Kylo Spark Properties¶
Overview¶
The kylo-spark-shell process compiles and executes Scala code for schema detection and data transformations.
Configuration¶
The default location of the configuration file is at /opt/kylo/kylo-services/conf/spark.properties
.
The process will run in one of three modes depending on which properties are defined. The default mode is Server which requires the process to be started and managed separately, typically using the included init script. In the other two modes, Managed and Multi-User, the kylo-services process will start and manage the kylo-spark-shell processes. Typically Server mode will only be used in development environments and Managed or Multi-User will be used in production. The following sections further describe these modes and their configuration options.
Server Mode¶
The kylo-spark-shell process will run in Server mode when the below properties are defined in spark.properties
. In this mode the process should be started by using the included init script.
When using the Kylo sandbox it is sufficient to run service kylo-spark-shell start
.
The properties from the other sections in this document are ignored when Server mode is enabled. To modify the Spark options, edit the run-kylo-spark-shell.sh
file and add them to the
spark-submit
call on the last line. Note that only the local Spark master is supported in this configuration.
Property | Type | Default | Description |
---|---|---|---|
server.port | Number | 8450 | Port for kylo-spark-shell to listen on. |
spark.shell.server.host | String | Host name or address where the kylo-spark-shell process is running as a server. |
|
spark.shell.server.port | Number | 8450 | Port where the kylo-spark-shell process is listening. |
spark.ui.port | Number | 8451 | Port for the Spark UI to listen on. |
Advanced options are available by using Spring Boot properties.
Example spark.properties
configuration:
spark.shell.server.host = localhost
spark.shell.server.port = 8450
Managed Mode¶
In Managed mode, Kylo will start one kylo-spark-shell process for schema detection and another for executing data transformations.
Once the process has started it will call back to kylo-services and register itself. This allows Spark to run in yarn-cluster mode as the driver can run on any node in the cluster.
The auth-spark Spring profile must be enabled for the Spark client to start.

Prompt 1.
Answer these questions about the Kylo Spark properties text, giving one answer per line and marking each with its letter.
(a) What is the default location of the configuration file?
(b) What is the default port for the Spark UI?
(c) Which Spring profile must be enabled for the Spark client to start?
Prompt 2.
Extend the Kylo Spark properties text, picking up right after its last sentence.

[Listings of element regions]

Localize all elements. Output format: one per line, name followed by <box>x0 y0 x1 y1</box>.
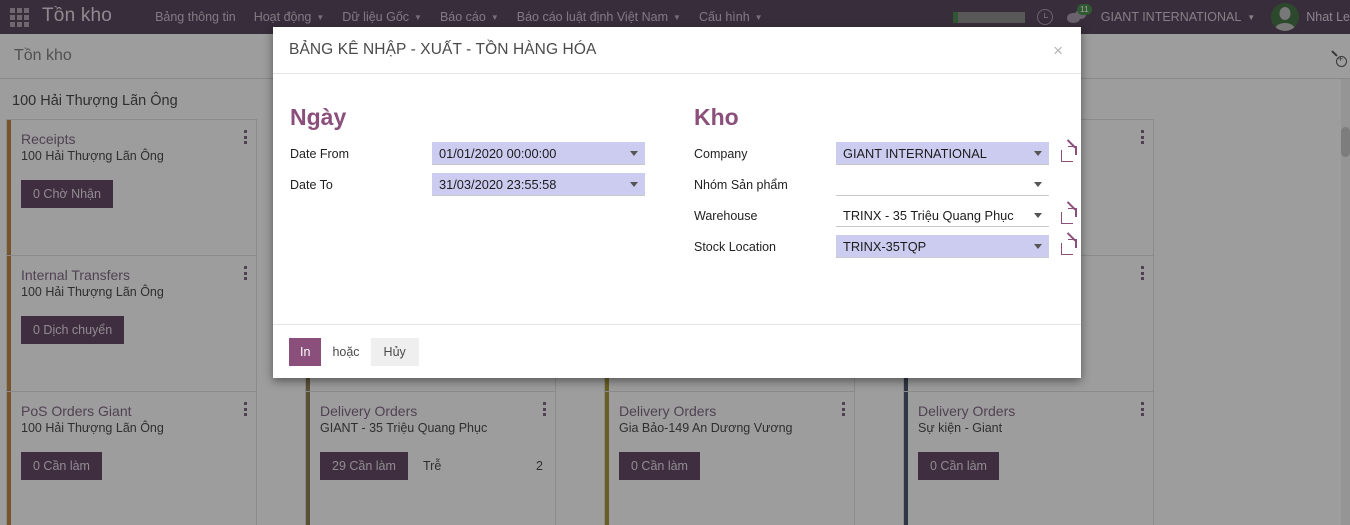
stock-location-value: TRINX-35TQP <box>843 238 927 254</box>
company-value: GIANT INTERNATIONAL <box>843 145 987 161</box>
chevron-down-icon <box>630 151 638 156</box>
stock-location-select[interactable]: TRINX-35TQP <box>836 235 1049 258</box>
dialog-header: BẢNG KÊ NHẬP - XUẤT - TỒN HÀNG HÓA × <box>273 27 1081 74</box>
date-to-input[interactable]: 31/03/2020 23:55:58 <box>432 173 645 196</box>
chevron-down-icon <box>1034 151 1042 156</box>
field-row-stock-location: Stock Location TRINX-35TQP <box>693 231 1081 258</box>
warehouse-select[interactable]: TRINX - 35 Triệu Quang Phục <box>836 204 1049 227</box>
open-stock-location-external-link-icon[interactable] <box>1061 231 1077 255</box>
label-date-from: Date From <box>290 146 350 161</box>
close-icon[interactable]: × <box>1053 42 1063 59</box>
section-legend-warehouse: Kho <box>694 104 739 130</box>
label-warehouse: Warehouse <box>694 208 758 223</box>
open-company-external-link-icon[interactable] <box>1061 138 1077 162</box>
date-from-value: 01/01/2020 00:00:00 <box>439 145 557 161</box>
field-row-product-group: Nhóm Sản phẩm <box>693 173 1081 196</box>
print-button[interactable]: In <box>289 337 322 366</box>
field-row-company: Company GIANT INTERNATIONAL <box>693 138 1081 165</box>
date-from-input[interactable]: 01/01/2020 00:00:00 <box>432 142 645 165</box>
dialog-title: BẢNG KÊ NHẬP - XUẤT - TỒN HÀNG HÓA <box>289 41 597 58</box>
app-root: Tồn kho Bảng thông tin Hoạt động ▼ Dữ li… <box>0 0 1350 525</box>
field-row-date-from: Date From 01/01/2020 00:00:00 <box>289 142 677 165</box>
dialog-footer: In hoặc Hủy <box>273 324 1081 378</box>
field-row-warehouse: Warehouse TRINX - 35 Triệu Quang Phục <box>693 200 1081 227</box>
company-select[interactable]: GIANT INTERNATIONAL <box>836 142 1049 165</box>
chevron-down-icon <box>1034 182 1042 187</box>
warehouse-value: TRINX - 35 Triệu Quang Phục <box>843 207 1014 223</box>
label-date-to: Date To <box>290 177 333 192</box>
product-group-select[interactable] <box>836 173 1049 196</box>
report-wizard-dialog: BẢNG KÊ NHẬP - XUẤT - TỒN HÀNG HÓA × Ngà… <box>273 27 1081 378</box>
date-to-value: 31/03/2020 23:55:58 <box>439 176 557 192</box>
form-section-warehouse: Kho Company GIANT INTERNATIONAL Nhóm Sản… <box>677 104 1081 266</box>
field-row-date-to: Date To 31/03/2020 23:55:58 <box>289 173 677 196</box>
cancel-button[interactable]: Hủy <box>370 337 419 366</box>
form-section-date: Ngày Date From 01/01/2020 00:00:00 Date … <box>273 104 677 266</box>
open-warehouse-external-link-icon[interactable] <box>1061 200 1077 224</box>
chevron-down-icon <box>1034 244 1042 249</box>
chevron-down-icon <box>630 182 638 187</box>
label-stock-location: Stock Location <box>694 239 776 254</box>
dialog-body: Ngày Date From 01/01/2020 00:00:00 Date … <box>273 74 1081 324</box>
label-product-group: Nhóm Sản phẩm <box>694 177 788 192</box>
label-company: Company <box>694 146 748 161</box>
section-legend-date: Ngày <box>290 104 347 130</box>
or-label: hoặc <box>332 344 360 359</box>
chevron-down-icon <box>1034 213 1042 218</box>
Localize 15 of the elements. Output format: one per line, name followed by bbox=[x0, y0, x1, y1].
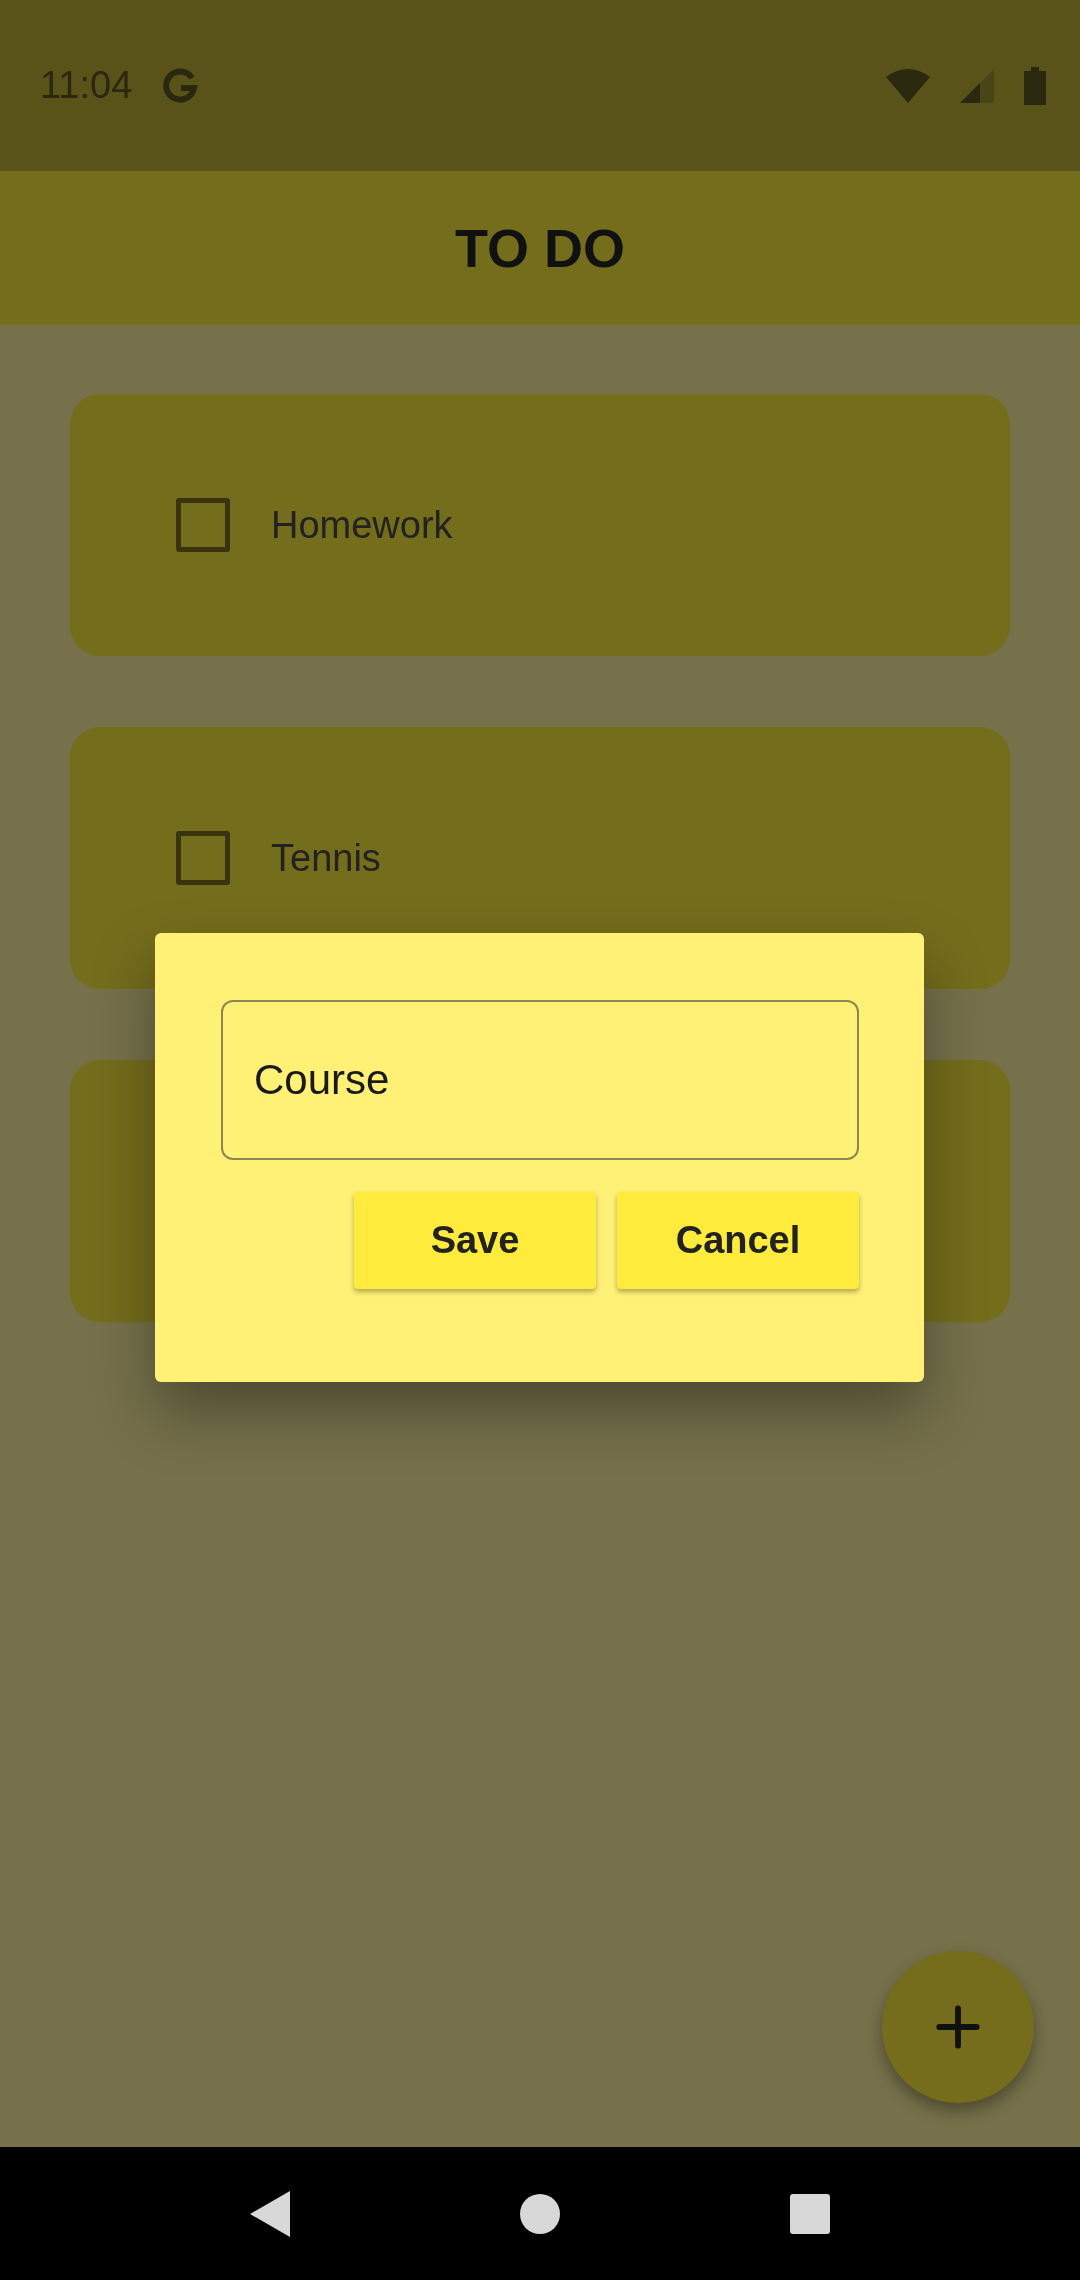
battery-icon bbox=[1024, 66, 1046, 105]
task-label: Homework bbox=[271, 503, 453, 547]
back-icon[interactable] bbox=[250, 2190, 290, 2237]
checkbox[interactable] bbox=[176, 498, 230, 552]
wifi-icon bbox=[886, 68, 930, 103]
checkbox[interactable] bbox=[176, 831, 230, 885]
task-label: Tennis bbox=[271, 836, 381, 880]
cancel-button[interactable]: Cancel bbox=[617, 1192, 859, 1289]
input-field[interactable]: Course bbox=[221, 1000, 859, 1160]
recents-icon[interactable] bbox=[790, 2193, 830, 2234]
home-icon[interactable] bbox=[520, 2193, 560, 2234]
save-button[interactable]: Save bbox=[354, 1192, 596, 1289]
g-logo-icon bbox=[162, 67, 199, 104]
signal-icon bbox=[960, 68, 994, 103]
app-title: TO DO bbox=[455, 217, 625, 279]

Final result 1.
(a) /opt/kylo/kylo-services/conf/spark.properties
(b) 8451
(c) auth-spark

Final result 2.
Property | Type | Default | Description |
---|---|---|---|
spark.shell.appResource | String | Path to the kylo-spark-shell-client jar file. This is only needed if Kylo is unable to determine the location automatically. The default location for Spark 1.x is /opt/ kylo/kylo-services/lib/app/kylo-spark- shell-client-v1-*.jar . There is a v2 jar for Spark 2.x. |
|
spark.shell.deployMode | String | Whether to launch a kylo-spark-shell process locally ( client ) or on one of the worker machines inside the cluster ( cluster ). Set to cluster when enabling user impersonation. |
|
spark.shell.files | String | Additional files to be submitted with the Spark application. Multiple files should be separated with a comma. |
|
spark.shell.javaHome | String | The JAVA_HOME for launching the Spark application. |
|
spark.shell.idleTimeout | Number | 900 | Indicates the amount of time in seconds to wait for a user request before terminating a kylo-spark-shell process. Any user request sent to the process will reset this timeout. This is only used in yarn-cluster mode. |
spark.shell.jars | String | Additional jars to be submitted with the Spark application. Multiple jars should be separated with a comma. |
|
spark.shell.master | String | Where to run Spark executors locally ( local ) or inside a YARN cluster (yarn ). Set to yarn when enabling user impersonation. |
|
spark.shell.portMin | Number | 45000 | Minimum port number that a kylo-spark-shell process may listen on. |
spark.shell.portMax | Number | 45999 | Maximum port number that a kylo-spark-shell process may listen on. |
spark.shell.propertiesFile | String | A custom properties file with Spark configuration for the application. |
|
spark.shell .registrationKeystorePassword |
String | Password to keystore when registrationUrl uses SSL. |
|
spark.shell .registrationKeystorePath |
String | Path to keystore when registrationUrl uses SSL. |
|
spark.shell.registrationUrl | String | Kylo Services URL for registering the Spark application once it has started. This defaults to http://<server-address>:8400/ proxy/v1/spark/shell/register |
|
spark.shell.sparkArgs | String | Additional arguments to include in the Spark invocation. |
|
spark.shell.sparkHome | String | A custom Spark installation location for the application. |
|
spark.shell.verbose | Boolean | false | Enables verbose reporting for Spark Submit. |
The default property values should work on most systems. An error will be logged if Kylo is unable to determine the correct value from the environment. Example spark.properties
configuration:
#spark.shell.server.host = localhost
#spark.shell.server.port = 8450
spark.shell.deployMode = cluster
spark.shell.master = yarn
Multi-User Mode¶
Kylo will start a separate process for each Kylo user in Multi-User mode. This ensures that users only have access to their own tables and cannot interfere with each other.
The auth-spark Spring profile must be enabled for the Spark client to start.
In a Kerberized environment Kylo will need to periodically execute kinit to ensure there is an active Kerberos ticket. Spark does not support supplying both a keytab and a proxy user on the command-line. See Spark User Impersonation Configuration for more information on configuring user impersonation in a Kerberized environment.
The options from Managed Mode are also supported.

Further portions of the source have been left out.